======== Data section ========
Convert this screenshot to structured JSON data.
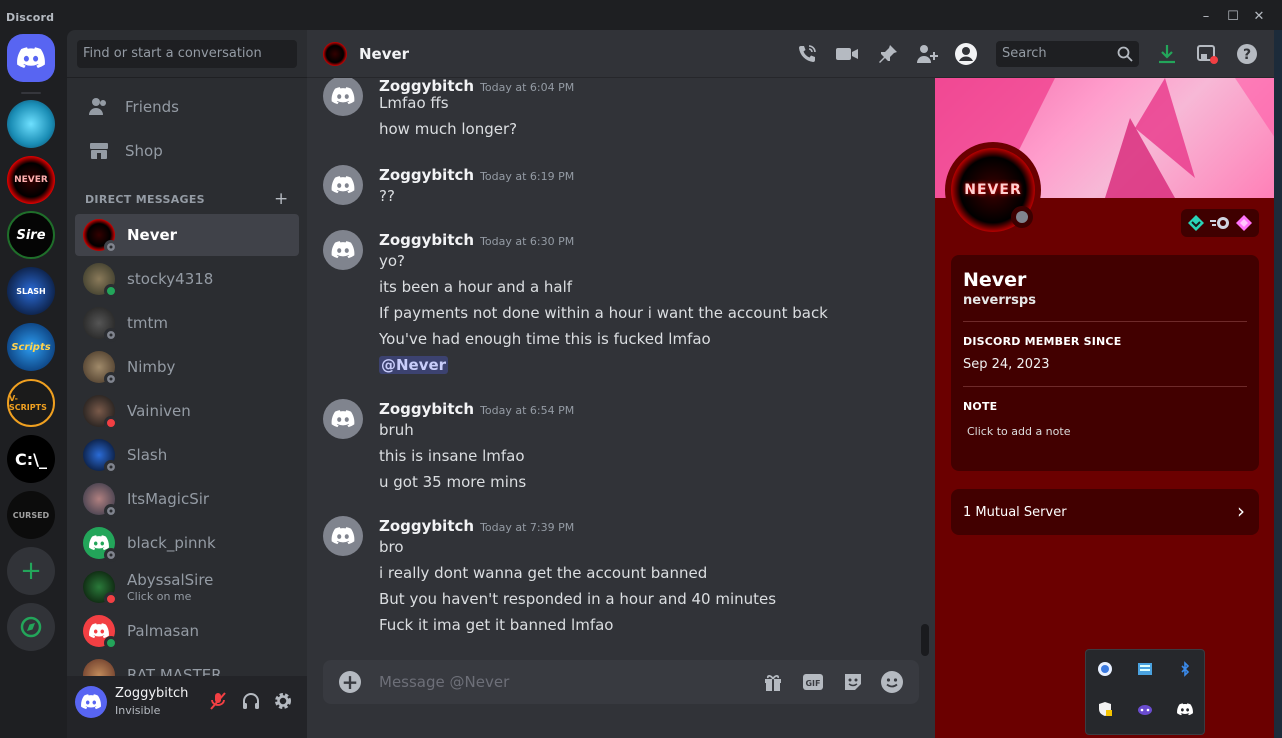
{
  "window": {
    "title": "Discord"
  },
  "dm_sidebar": {
    "search_placeholder": "Find or start a conversation",
    "nav": [
      {
        "label": "Friends"
      },
      {
        "label": "Shop"
      }
    ],
    "section_label": "DIRECT MESSAGES",
    "dms": [
      {
        "name": "Never",
        "status": "offline",
        "active": true
      },
      {
        "name": "stocky4318",
        "status": "online"
      },
      {
        "name": "tmtm",
        "status": "offline"
      },
      {
        "name": "Nimby",
        "status": "offline"
      },
      {
        "name": "Vainiven",
        "status": "dnd"
      },
      {
        "name": "Slash",
        "status": "offline"
      },
      {
        "name": "ItsMagicSir",
        "status": "offline"
      },
      {
        "name": "black_pinnk",
        "status": "offline"
      },
      {
        "name": "AbyssalSire",
        "sub": "Click on me",
        "status": "dnd"
      },
      {
        "name": "Palmasan",
        "status": "online"
      },
      {
        "name": "RAT MASTER",
        "status": "offline"
      }
    ]
  },
  "user_panel": {
    "name": "Zoggybitch",
    "status": "Invisible"
  },
  "chat": {
    "header_name": "Never",
    "search_placeholder": "Search",
    "composer_placeholder": "Message @Never",
    "messages": [
      {
        "user": "Zoggybitch",
        "time": "Today at 6:04 PM",
        "lines": [
          "Lmfao ffs",
          "how much longer?"
        ]
      },
      {
        "user": "Zoggybitch",
        "time": "Today at 6:19 PM",
        "lines": [
          "??"
        ]
      },
      {
        "user": "Zoggybitch",
        "time": "Today at 6:30 PM",
        "lines": [
          "yo?",
          "its been a hour and a half",
          "If payments not done within a hour i want the account back",
          "You've had enough time this is fucked lmfao"
        ],
        "mention": "@Never"
      },
      {
        "user": "Zoggybitch",
        "time": "Today at 6:54 PM",
        "lines": [
          "bruh",
          "this is insane lmfao",
          "u got 35 more mins"
        ]
      },
      {
        "user": "Zoggybitch",
        "time": "Today at 7:39 PM",
        "lines": [
          "bro",
          "i really dont wanna get the account banned",
          "But you haven't responded in a hour and 40 minutes",
          "Fuck it ima get it banned lmfao"
        ]
      }
    ]
  },
  "profile": {
    "avatar_text": "NEVER",
    "name": "Never",
    "handle": "neverrsps",
    "member_since_label": "DISCORD MEMBER SINCE",
    "member_since": "Sep 24, 2023",
    "note_label": "NOTE",
    "note_placeholder": "Click to add a note",
    "mutual_servers": "1 Mutual Server"
  },
  "servers": [
    {
      "name": "blue-ghost"
    },
    {
      "name": "never",
      "text": "NEVER"
    },
    {
      "name": "sire",
      "text": "Sire"
    },
    {
      "name": "slash-service",
      "text": "SLASH"
    },
    {
      "name": "scripts",
      "text": "Scripts"
    },
    {
      "name": "v-scripts",
      "text": "V-SCRIPTS"
    },
    {
      "name": "cmd",
      "text": "C:\\_"
    },
    {
      "name": "cursed",
      "text": "CURSED"
    }
  ],
  "colors": {
    "blurple": "#5865f2",
    "online": "#23a55a",
    "dnd": "#f23f43",
    "offline": "#80848e",
    "profile_bg": "#6b0000"
  }
}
========
= What to work on =
Reproduce every entry word for word, but omit the pictures.

= Finished task =
Convert this screenshot to structured JSON data.
{
  "window": {
    "title": "Discord"
  },
  "dm_sidebar": {
    "search_placeholder": "Find or start a conversation",
    "nav": [
      {
        "label": "Friends"
      },
      {
        "label": "Shop"
      }
    ],
    "section_label": "DIRECT MESSAGES",
    "dms": [
      {
        "name": "Never",
        "status": "offline",
        "active": true
      },
      {
        "name": "stocky4318",
        "status": "online"
      },
      {
        "name": "tmtm",
        "status": "offline"
      },
      {
        "name": "Nimby",
        "status": "offline"
      },
      {
        "name": "Vainiven",
        "status": "dnd"
      },
      {
        "name": "Slash",
        "status": "offline"
      },
      {
        "name": "ItsMagicSir",
        "status": "offline"
      },
      {
        "name": "black_pinnk",
        "status": "offline"
      },
      {
        "name": "AbyssalSire",
        "sub": "Click on me",
        "status": "dnd"
      },
      {
        "name": "Palmasan",
        "status": "online"
      },
      {
        "name": "RAT MASTER",
        "status": "offline"
      }
    ]
  },
  "user_panel": {
    "name": "Zoggybitch",
    "status": "Invisible"
  },
  "chat": {
    "header_name": "Never",
    "search_placeholder": "Search",
    "composer_placeholder": "Message @Never",
    "messages": [
      {
        "user": "Zoggybitch",
        "time": "Today at 6:04 PM",
        "lines": [
          "Lmfao ffs",
          "how much longer?"
        ]
      },
      {
        "user": "Zoggybitch",
        "time": "Today at 6:19 PM",
        "lines": [
          "??"
        ]
      },
      {
        "user": "Zoggybitch",
        "time": "Today at 6:30 PM",
        "lines": [
          "yo?",
          "its been a hour and a half",
          "If payments not done within a hour i want the account back",
          "You've had enough time this is fucked lmfao"
        ],
        "mention": "@Never"
      },
      {
        "user": "Zoggybitch",
        "time": "Today at 6:54 PM",
        "lines": [
          "bruh",
          "this is insane lmfao",
          "u got 35 more mins"
        ]
      },
      {
        "user": "Zoggybitch",
        "time": "Today at 7:39 PM",
        "lines": [
          "bro",
          "i really dont wanna get the account banned",
          "But you haven't responded in a hour and 40 minutes",
          "Fuck it ima get it banned lmfao"
        ]
      }
    ]
  },
  "profile": {
    "avatar_text": "NEVER",
    "name": "Never",
    "handle": "neverrsps",
    "member_since_label": "DISCORD MEMBER SINCE",
    "member_since": "Sep 24, 2023",
    "note_label": "NOTE",
    "note_placeholder": "Click to add a note",
    "mutual_servers": "1 Mutual Server"
  },
  "servers": [
    {
      "name": "blue-ghost"
    },
    {
      "name": "never",
      "text": "NEVER"
    },
    {
      "name": "sire",
      "text": "Sire"
    },
    {
      "name": "slash-service",
      "text": "SLASH"
    },
    {
      "name": "scripts",
      "text": "Scripts"
    },
    {
      "name": "v-scripts",
      "text": "V-SCRIPTS"
    },
    {
      "name": "cmd",
      "text": "C:\\_"
    },
    {
      "name": "cursed",
      "text": "CURSED"
    }
  ],
  "colors": {
    "blurple": "#5865f2",
    "online": "#23a55a",
    "dnd": "#f23f43",
    "offline": "#80848e",
    "profile_bg": "#6b0000"
  }
}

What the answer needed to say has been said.